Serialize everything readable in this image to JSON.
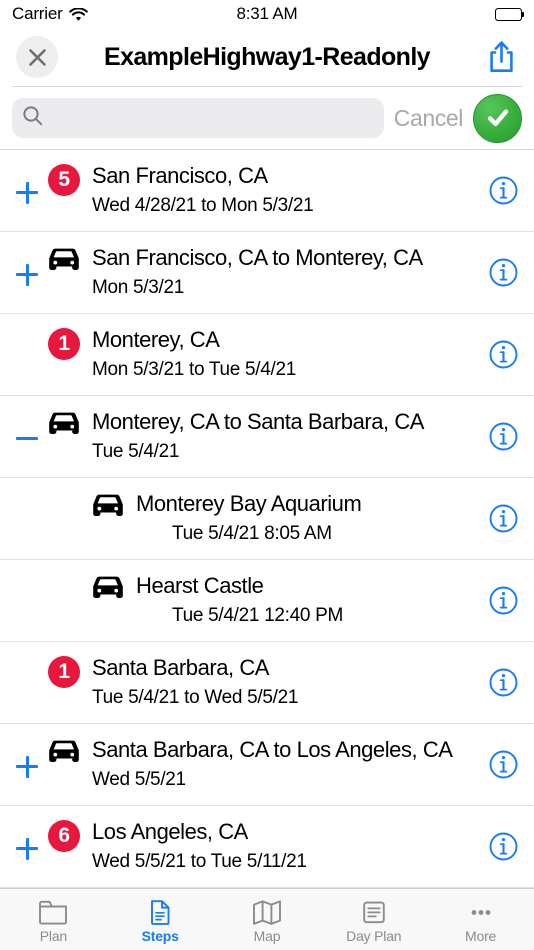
{
  "statusbar": {
    "carrier": "Carrier",
    "time": "8:31 AM",
    "wifi_icon": "wifi-icon",
    "battery_icon": "battery-full-icon"
  },
  "navbar": {
    "title": "ExampleHighway1-Readonly",
    "close_icon": "close-icon",
    "share_icon": "share-icon"
  },
  "search": {
    "value": "",
    "placeholder": "",
    "search_icon": "search-icon",
    "cancel_label": "Cancel",
    "confirm_icon": "checkmark-circle-icon",
    "confirm_color": "#36ad3b"
  },
  "colors": {
    "accent_blue": "#1a7bf2",
    "badge_red": "#e8173d",
    "inactive_gray": "#8b8b90"
  },
  "list": {
    "rows": [
      {
        "toggle": "plus",
        "icon": "badge",
        "badge": "5",
        "title": "San Francisco, CA",
        "subtitle": "Wed 4/28/21 to Mon 5/3/21",
        "info_icon": "info-icon",
        "indent": false
      },
      {
        "toggle": "plus",
        "icon": "car",
        "badge": "",
        "title": "San Francisco, CA to Monterey, CA",
        "subtitle": "Mon 5/3/21",
        "info_icon": "info-icon",
        "indent": false
      },
      {
        "toggle": "none",
        "icon": "badge",
        "badge": "1",
        "title": "Monterey, CA",
        "subtitle": "Mon 5/3/21 to Tue 5/4/21",
        "info_icon": "info-icon",
        "indent": false
      },
      {
        "toggle": "minus",
        "icon": "car",
        "badge": "",
        "title": "Monterey, CA to Santa Barbara, CA",
        "subtitle": "Tue 5/4/21",
        "info_icon": "info-icon",
        "indent": false
      },
      {
        "toggle": "none",
        "icon": "car",
        "badge": "",
        "title": "Monterey Bay Aquarium",
        "subtitle": "Tue 5/4/21 8:05 AM",
        "info_icon": "info-icon",
        "indent": true
      },
      {
        "toggle": "none",
        "icon": "car",
        "badge": "",
        "title": "Hearst Castle",
        "subtitle": "Tue 5/4/21 12:40 PM",
        "info_icon": "info-icon",
        "indent": true
      },
      {
        "toggle": "none",
        "icon": "badge",
        "badge": "1",
        "title": "Santa Barbara, CA",
        "subtitle": "Tue 5/4/21 to Wed 5/5/21",
        "info_icon": "info-icon",
        "indent": false
      },
      {
        "toggle": "plus",
        "icon": "car",
        "badge": "",
        "title": "Santa Barbara, CA to Los Angeles, CA",
        "subtitle": "Wed 5/5/21",
        "info_icon": "info-icon",
        "indent": false
      },
      {
        "toggle": "plus",
        "icon": "badge",
        "badge": "6",
        "title": "Los Angeles, CA",
        "subtitle": "Wed 5/5/21 to Tue 5/11/21",
        "info_icon": "info-icon",
        "indent": false
      }
    ]
  },
  "tabbar": {
    "tabs": [
      {
        "label": "Plan",
        "icon": "folder-icon",
        "active": false
      },
      {
        "label": "Steps",
        "icon": "document-icon",
        "active": true
      },
      {
        "label": "Map",
        "icon": "map-icon",
        "active": false
      },
      {
        "label": "Day Plan",
        "icon": "list-icon",
        "active": false
      },
      {
        "label": "More",
        "icon": "ellipsis-icon",
        "active": false
      }
    ]
  }
}
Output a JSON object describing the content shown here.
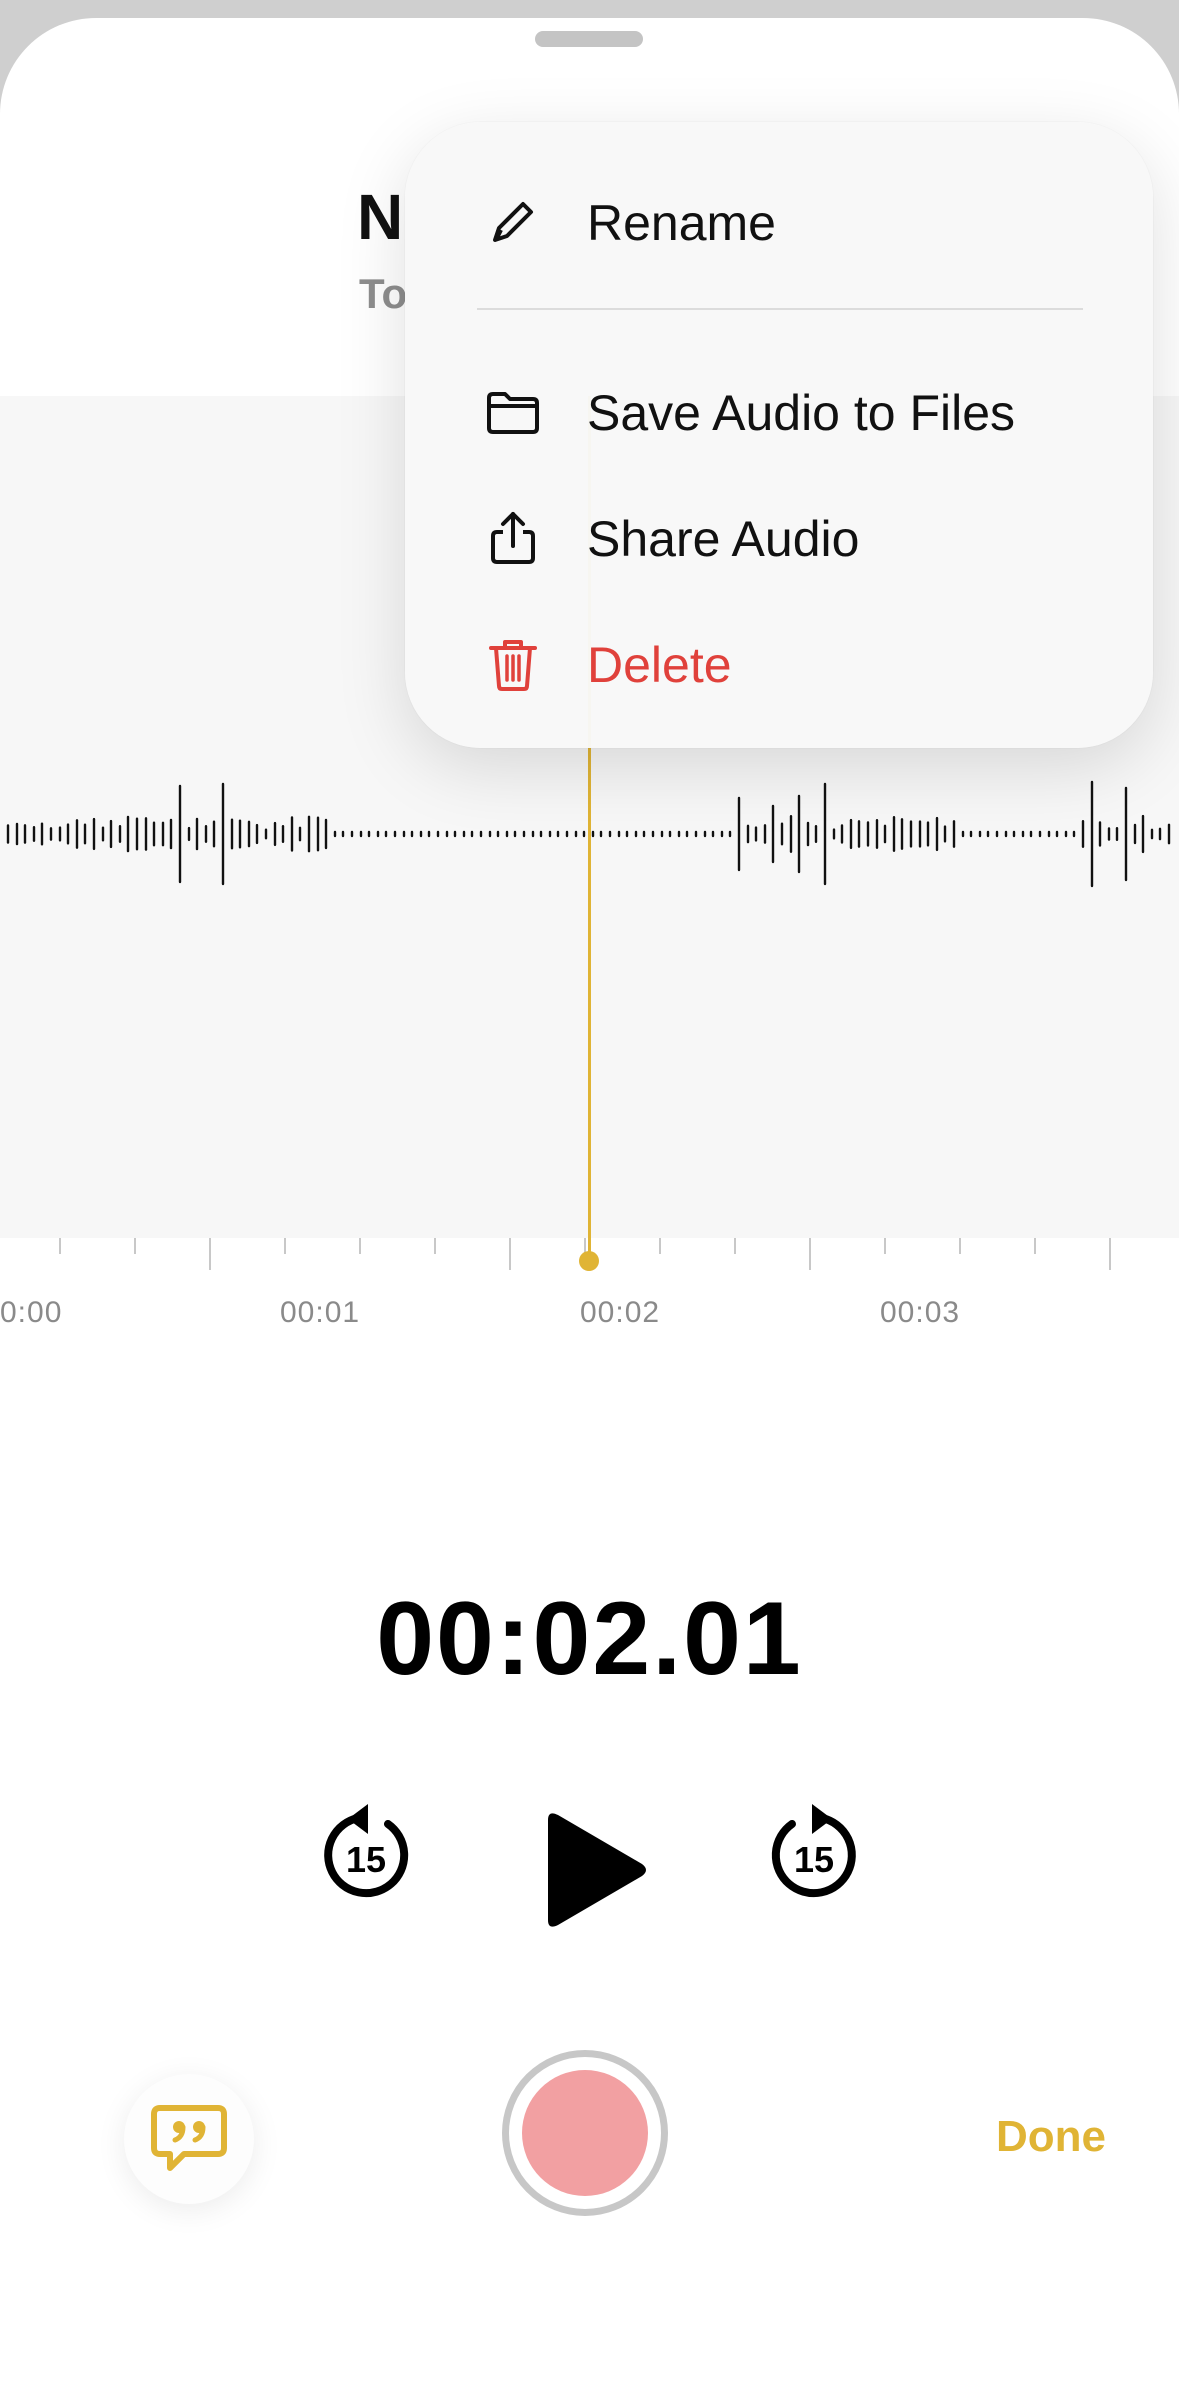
{
  "recording": {
    "title": "N",
    "subtitle": "To"
  },
  "timeline": {
    "labels": [
      "0:00",
      "00:01",
      "00:02",
      "00:03"
    ],
    "elapsed": "00:02.01"
  },
  "context_menu": {
    "items": [
      {
        "label": "Rename",
        "icon": "pencil-icon"
      },
      {
        "label": "Save Audio to Files",
        "icon": "folder-icon"
      },
      {
        "label": "Share Audio",
        "icon": "share-icon"
      },
      {
        "label": "Delete",
        "icon": "trash-icon",
        "destructive": true
      }
    ]
  },
  "controls": {
    "skip_back_seconds": "15",
    "skip_forward_seconds": "15",
    "done_label": "Done"
  },
  "colors": {
    "accent": "#e0b435",
    "destructive": "#e0413b",
    "record": "#f2a0a2"
  }
}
☆ ☆ ☆ ☆ ☆
(What you need to do) Across the entries above, how many lines contain "Audio"? Provide only the count.

(Solution for this exercise) 2